>> START Provided records

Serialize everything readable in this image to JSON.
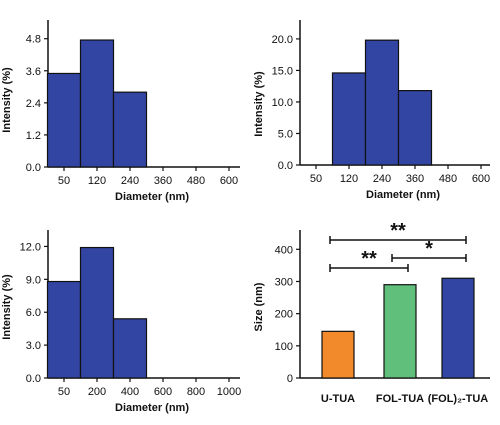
{
  "chart_data": [
    {
      "type": "bar",
      "panel": "top-left",
      "xlabel": "Diameter (nm)",
      "ylabel": "Intensity (%)",
      "ylim": [
        0,
        5.5
      ],
      "yticks": [
        "0.0",
        "1.2",
        "2.4",
        "3.6",
        "4.8"
      ],
      "xticks": [
        "50",
        "120",
        "240",
        "360",
        "480",
        "600"
      ],
      "categories": [
        "50",
        "120",
        "240"
      ],
      "values": [
        3.5,
        4.75,
        2.8
      ],
      "color": "#3345a3"
    },
    {
      "type": "bar",
      "panel": "top-right",
      "xlabel": "Diameter (nm)",
      "ylabel": "Intensity (%)",
      "ylim": [
        0,
        23
      ],
      "yticks": [
        "0.0",
        "5.0",
        "10.0",
        "15.0",
        "20.0"
      ],
      "xticks": [
        "50",
        "120",
        "240",
        "360",
        "480",
        "600"
      ],
      "categories": [
        "120",
        "240",
        "360"
      ],
      "values": [
        14.6,
        19.8,
        11.8
      ],
      "color": "#3345a3"
    },
    {
      "type": "bar",
      "panel": "bottom-left",
      "xlabel": "Diameter (nm)",
      "ylabel": "Intensity (%)",
      "ylim": [
        0,
        13.5
      ],
      "yticks": [
        "0.0",
        "3.0",
        "6.0",
        "9.0",
        "12.0"
      ],
      "xticks": [
        "50",
        "200",
        "400",
        "600",
        "800",
        "1000"
      ],
      "categories": [
        "50",
        "200",
        "400"
      ],
      "values": [
        8.8,
        11.9,
        5.4
      ],
      "color": "#3345a3"
    },
    {
      "type": "bar",
      "panel": "bottom-right",
      "xlabel": "",
      "ylabel": "Size (nm)",
      "ylim": [
        0,
        460
      ],
      "yticks": [
        "0",
        "100",
        "200",
        "300",
        "400"
      ],
      "categories": [
        "U-TUA",
        "FOL-TUA",
        "(FOL)₂-TUA"
      ],
      "values": [
        145,
        290,
        310
      ],
      "colors": [
        "#f28a2b",
        "#5fbf7b",
        "#3345a3"
      ],
      "significance": [
        {
          "from": 0,
          "to": 1,
          "label": "**"
        },
        {
          "from": 1,
          "to": 2,
          "label": "*"
        },
        {
          "from": 0,
          "to": 2,
          "label": "**"
        }
      ]
    }
  ]
}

>> END Provided records

Task instructions:
Transcribe the material as is, with images omitted.

Solved problem:
Serialize everything readable in this image to JSON.
{
  "chart_data": [
    {
      "type": "bar",
      "panel": "top-left",
      "xlabel": "Diameter (nm)",
      "ylabel": "Intensity (%)",
      "ylim": [
        0,
        5.5
      ],
      "yticks": [
        "0.0",
        "1.2",
        "2.4",
        "3.6",
        "4.8"
      ],
      "xticks": [
        "50",
        "120",
        "240",
        "360",
        "480",
        "600"
      ],
      "categories": [
        "50",
        "120",
        "240"
      ],
      "values": [
        3.5,
        4.75,
        2.8
      ],
      "color": "#3345a3"
    },
    {
      "type": "bar",
      "panel": "top-right",
      "xlabel": "Diameter (nm)",
      "ylabel": "Intensity (%)",
      "ylim": [
        0,
        23
      ],
      "yticks": [
        "0.0",
        "5.0",
        "10.0",
        "15.0",
        "20.0"
      ],
      "xticks": [
        "50",
        "120",
        "240",
        "360",
        "480",
        "600"
      ],
      "categories": [
        "120",
        "240",
        "360"
      ],
      "values": [
        14.6,
        19.8,
        11.8
      ],
      "color": "#3345a3"
    },
    {
      "type": "bar",
      "panel": "bottom-left",
      "xlabel": "Diameter (nm)",
      "ylabel": "Intensity (%)",
      "ylim": [
        0,
        13.5
      ],
      "yticks": [
        "0.0",
        "3.0",
        "6.0",
        "9.0",
        "12.0"
      ],
      "xticks": [
        "50",
        "200",
        "400",
        "600",
        "800",
        "1000"
      ],
      "categories": [
        "50",
        "200",
        "400"
      ],
      "values": [
        8.8,
        11.9,
        5.4
      ],
      "color": "#3345a3"
    },
    {
      "type": "bar",
      "panel": "bottom-right",
      "xlabel": "",
      "ylabel": "Size (nm)",
      "ylim": [
        0,
        460
      ],
      "yticks": [
        "0",
        "100",
        "200",
        "300",
        "400"
      ],
      "categories": [
        "U-TUA",
        "FOL-TUA",
        "(FOL)₂-TUA"
      ],
      "values": [
        145,
        290,
        310
      ],
      "colors": [
        "#f28a2b",
        "#5fbf7b",
        "#3345a3"
      ],
      "significance": [
        {
          "from": 0,
          "to": 1,
          "label": "**"
        },
        {
          "from": 1,
          "to": 2,
          "label": "*"
        },
        {
          "from": 0,
          "to": 2,
          "label": "**"
        }
      ]
    }
  ]
}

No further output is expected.